[START]

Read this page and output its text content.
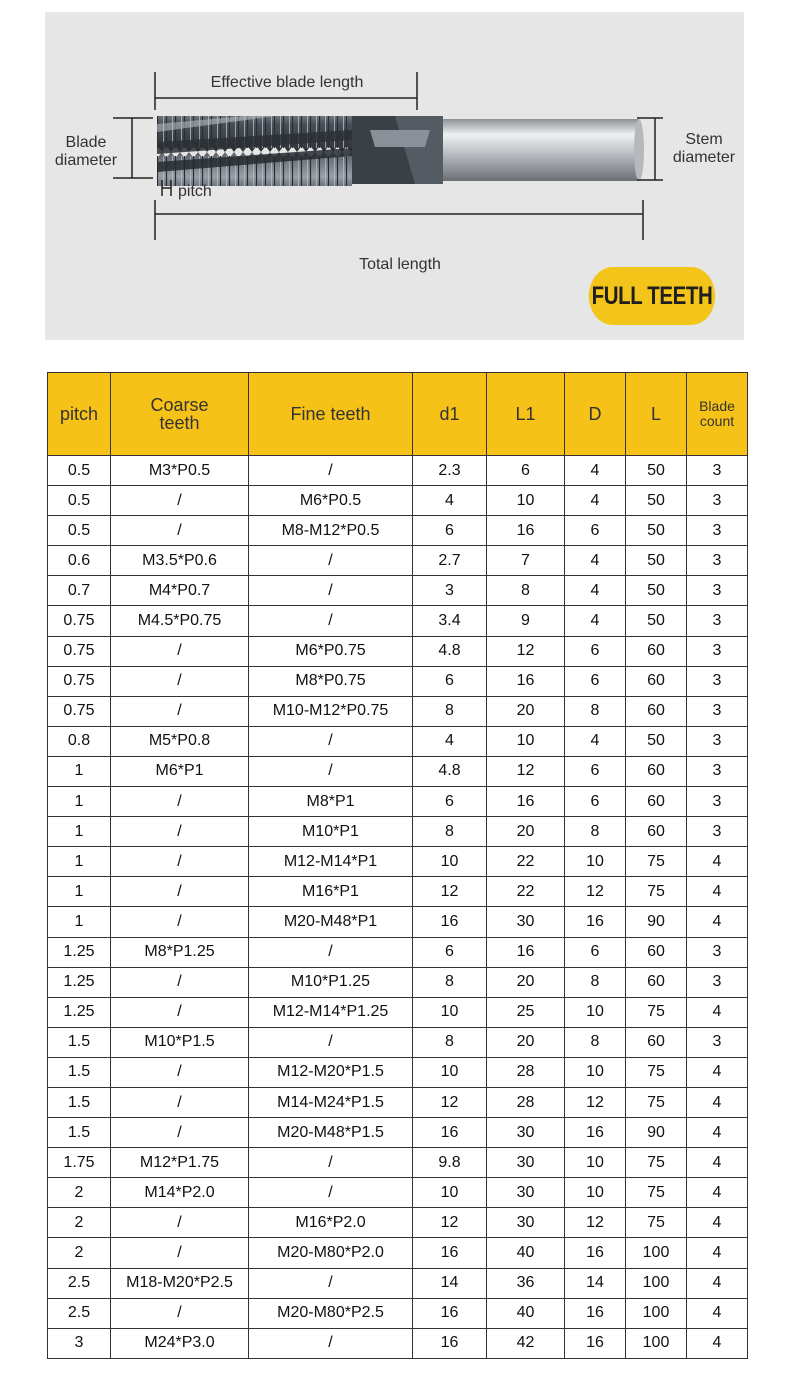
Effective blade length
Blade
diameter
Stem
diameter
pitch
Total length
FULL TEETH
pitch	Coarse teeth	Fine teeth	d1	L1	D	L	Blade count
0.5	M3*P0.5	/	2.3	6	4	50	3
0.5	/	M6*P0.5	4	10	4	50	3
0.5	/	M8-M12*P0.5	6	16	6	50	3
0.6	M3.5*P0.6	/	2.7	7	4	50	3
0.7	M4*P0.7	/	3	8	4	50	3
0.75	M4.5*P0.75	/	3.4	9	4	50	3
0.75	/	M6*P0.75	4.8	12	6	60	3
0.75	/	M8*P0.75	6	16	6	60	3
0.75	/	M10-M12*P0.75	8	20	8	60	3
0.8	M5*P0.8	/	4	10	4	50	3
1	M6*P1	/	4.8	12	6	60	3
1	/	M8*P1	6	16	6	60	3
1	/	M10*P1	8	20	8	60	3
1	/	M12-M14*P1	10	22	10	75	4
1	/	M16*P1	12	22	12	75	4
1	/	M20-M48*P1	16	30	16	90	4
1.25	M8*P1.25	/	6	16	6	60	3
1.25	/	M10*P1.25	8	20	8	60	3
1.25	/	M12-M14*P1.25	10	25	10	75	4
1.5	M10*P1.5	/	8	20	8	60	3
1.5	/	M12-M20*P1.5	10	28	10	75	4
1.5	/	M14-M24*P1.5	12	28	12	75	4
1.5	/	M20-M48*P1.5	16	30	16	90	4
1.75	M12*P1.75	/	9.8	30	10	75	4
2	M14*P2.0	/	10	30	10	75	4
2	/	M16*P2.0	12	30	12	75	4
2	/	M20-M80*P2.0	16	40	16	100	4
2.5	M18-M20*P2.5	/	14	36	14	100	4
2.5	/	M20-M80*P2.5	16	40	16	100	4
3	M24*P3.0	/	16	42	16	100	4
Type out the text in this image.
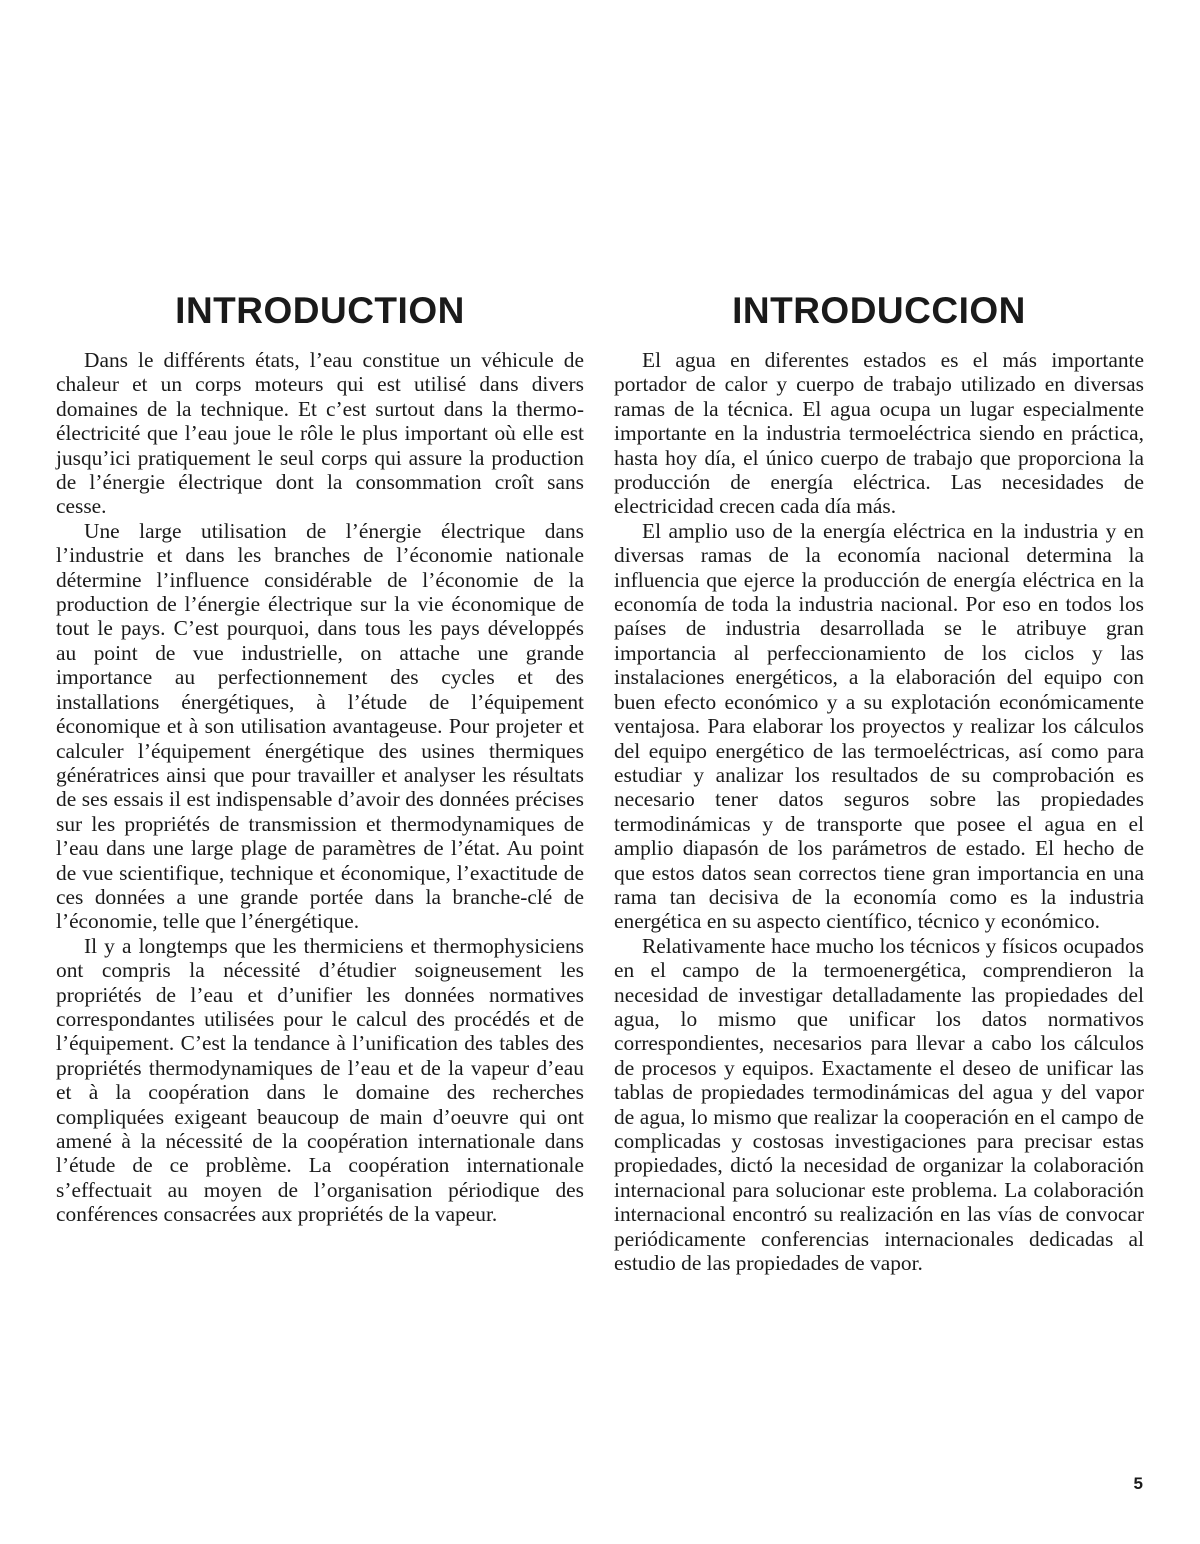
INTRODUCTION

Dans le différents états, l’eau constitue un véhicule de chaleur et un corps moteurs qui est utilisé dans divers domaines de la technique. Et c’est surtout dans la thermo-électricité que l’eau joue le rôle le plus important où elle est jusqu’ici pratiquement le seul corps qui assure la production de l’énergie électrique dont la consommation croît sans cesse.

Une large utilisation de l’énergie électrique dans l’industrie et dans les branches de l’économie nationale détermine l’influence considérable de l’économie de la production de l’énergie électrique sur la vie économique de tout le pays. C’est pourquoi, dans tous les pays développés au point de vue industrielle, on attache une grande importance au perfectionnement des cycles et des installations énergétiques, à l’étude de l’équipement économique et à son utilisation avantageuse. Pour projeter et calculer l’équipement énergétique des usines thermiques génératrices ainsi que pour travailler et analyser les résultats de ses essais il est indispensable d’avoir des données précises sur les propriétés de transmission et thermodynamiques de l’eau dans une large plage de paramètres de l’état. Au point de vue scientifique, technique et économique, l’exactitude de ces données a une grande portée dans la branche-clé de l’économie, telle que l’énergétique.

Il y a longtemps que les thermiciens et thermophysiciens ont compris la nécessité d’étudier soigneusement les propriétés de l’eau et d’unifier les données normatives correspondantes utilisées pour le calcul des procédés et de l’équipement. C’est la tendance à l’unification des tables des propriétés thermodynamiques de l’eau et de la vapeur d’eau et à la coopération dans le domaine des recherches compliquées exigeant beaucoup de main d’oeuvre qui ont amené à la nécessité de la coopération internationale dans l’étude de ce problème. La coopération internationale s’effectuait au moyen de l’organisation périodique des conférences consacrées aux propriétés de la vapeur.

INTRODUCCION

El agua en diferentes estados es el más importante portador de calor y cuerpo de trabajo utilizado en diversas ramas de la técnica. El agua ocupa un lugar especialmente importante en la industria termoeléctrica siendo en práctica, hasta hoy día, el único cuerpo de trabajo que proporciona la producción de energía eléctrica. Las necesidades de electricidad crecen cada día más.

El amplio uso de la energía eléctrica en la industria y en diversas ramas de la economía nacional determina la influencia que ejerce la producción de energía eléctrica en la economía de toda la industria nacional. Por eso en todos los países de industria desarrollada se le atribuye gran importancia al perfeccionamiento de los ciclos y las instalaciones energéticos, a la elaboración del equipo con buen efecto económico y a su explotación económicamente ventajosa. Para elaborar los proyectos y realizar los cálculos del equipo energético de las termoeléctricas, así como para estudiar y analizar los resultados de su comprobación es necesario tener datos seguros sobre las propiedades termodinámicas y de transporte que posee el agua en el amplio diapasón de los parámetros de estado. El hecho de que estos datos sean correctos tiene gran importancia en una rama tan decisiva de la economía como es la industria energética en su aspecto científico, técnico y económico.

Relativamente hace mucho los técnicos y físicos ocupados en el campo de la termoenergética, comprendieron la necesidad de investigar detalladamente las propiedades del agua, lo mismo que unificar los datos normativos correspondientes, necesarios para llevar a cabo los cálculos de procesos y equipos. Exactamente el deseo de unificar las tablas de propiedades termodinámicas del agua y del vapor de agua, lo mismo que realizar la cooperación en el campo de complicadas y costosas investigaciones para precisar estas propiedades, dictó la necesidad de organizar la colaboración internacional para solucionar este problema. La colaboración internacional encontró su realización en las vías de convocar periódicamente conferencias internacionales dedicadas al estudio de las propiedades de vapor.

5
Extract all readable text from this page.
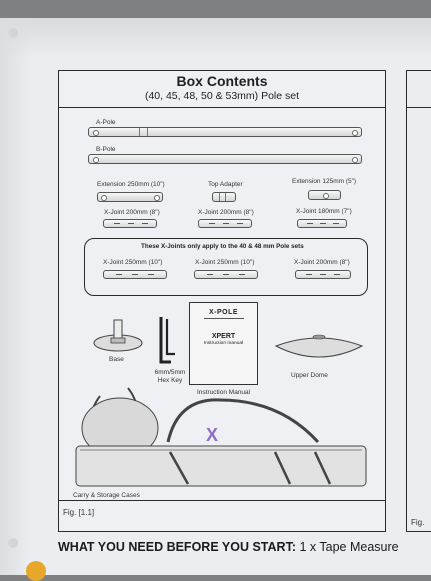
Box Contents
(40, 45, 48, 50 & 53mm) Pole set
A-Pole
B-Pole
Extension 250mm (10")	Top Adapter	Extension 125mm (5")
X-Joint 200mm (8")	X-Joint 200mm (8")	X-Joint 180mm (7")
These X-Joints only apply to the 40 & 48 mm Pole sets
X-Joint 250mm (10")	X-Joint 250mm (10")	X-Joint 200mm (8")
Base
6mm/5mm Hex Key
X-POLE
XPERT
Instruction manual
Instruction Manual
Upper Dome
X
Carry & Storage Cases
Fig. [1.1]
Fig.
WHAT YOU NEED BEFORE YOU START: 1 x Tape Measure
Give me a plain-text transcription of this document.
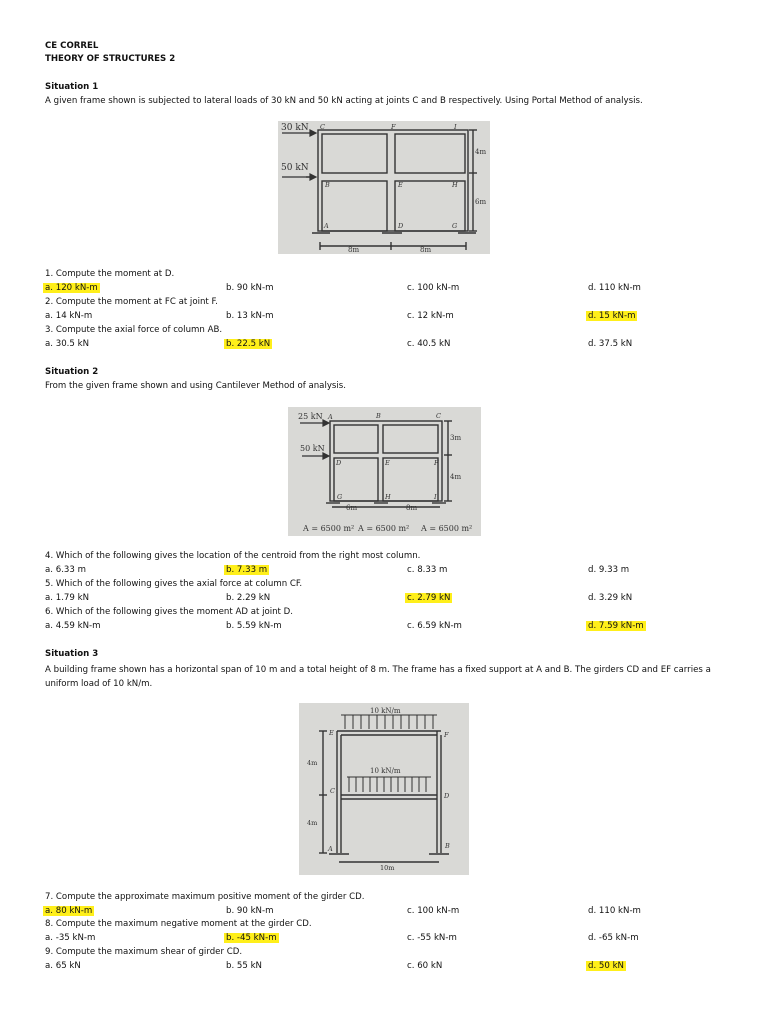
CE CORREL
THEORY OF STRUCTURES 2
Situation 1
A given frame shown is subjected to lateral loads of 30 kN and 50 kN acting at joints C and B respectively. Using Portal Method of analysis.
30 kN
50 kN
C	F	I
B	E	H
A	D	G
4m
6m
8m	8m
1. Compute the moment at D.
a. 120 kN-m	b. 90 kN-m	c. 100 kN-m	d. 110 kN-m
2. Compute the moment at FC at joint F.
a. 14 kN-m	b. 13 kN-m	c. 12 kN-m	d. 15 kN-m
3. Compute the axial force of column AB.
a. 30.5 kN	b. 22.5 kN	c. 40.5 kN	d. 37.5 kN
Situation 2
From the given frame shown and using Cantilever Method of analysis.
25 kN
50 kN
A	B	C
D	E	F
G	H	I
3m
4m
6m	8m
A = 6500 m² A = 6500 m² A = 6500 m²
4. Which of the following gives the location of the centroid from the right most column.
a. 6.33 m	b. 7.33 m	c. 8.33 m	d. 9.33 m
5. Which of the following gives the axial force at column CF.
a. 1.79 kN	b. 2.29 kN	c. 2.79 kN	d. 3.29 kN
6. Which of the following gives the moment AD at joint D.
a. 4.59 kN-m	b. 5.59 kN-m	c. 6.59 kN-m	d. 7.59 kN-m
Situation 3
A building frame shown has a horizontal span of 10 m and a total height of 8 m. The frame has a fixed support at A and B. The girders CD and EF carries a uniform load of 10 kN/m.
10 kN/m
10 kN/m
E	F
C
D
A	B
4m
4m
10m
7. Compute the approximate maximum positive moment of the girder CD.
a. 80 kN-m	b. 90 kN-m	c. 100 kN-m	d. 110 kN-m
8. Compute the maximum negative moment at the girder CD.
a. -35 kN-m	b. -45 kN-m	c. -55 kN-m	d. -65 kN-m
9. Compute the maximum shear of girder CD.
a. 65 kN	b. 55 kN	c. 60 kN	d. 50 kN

[END]

▸ Brief
Of the lines in the listing above, how many hold the string "Compute"? Reply with the number only.

▸ Result
6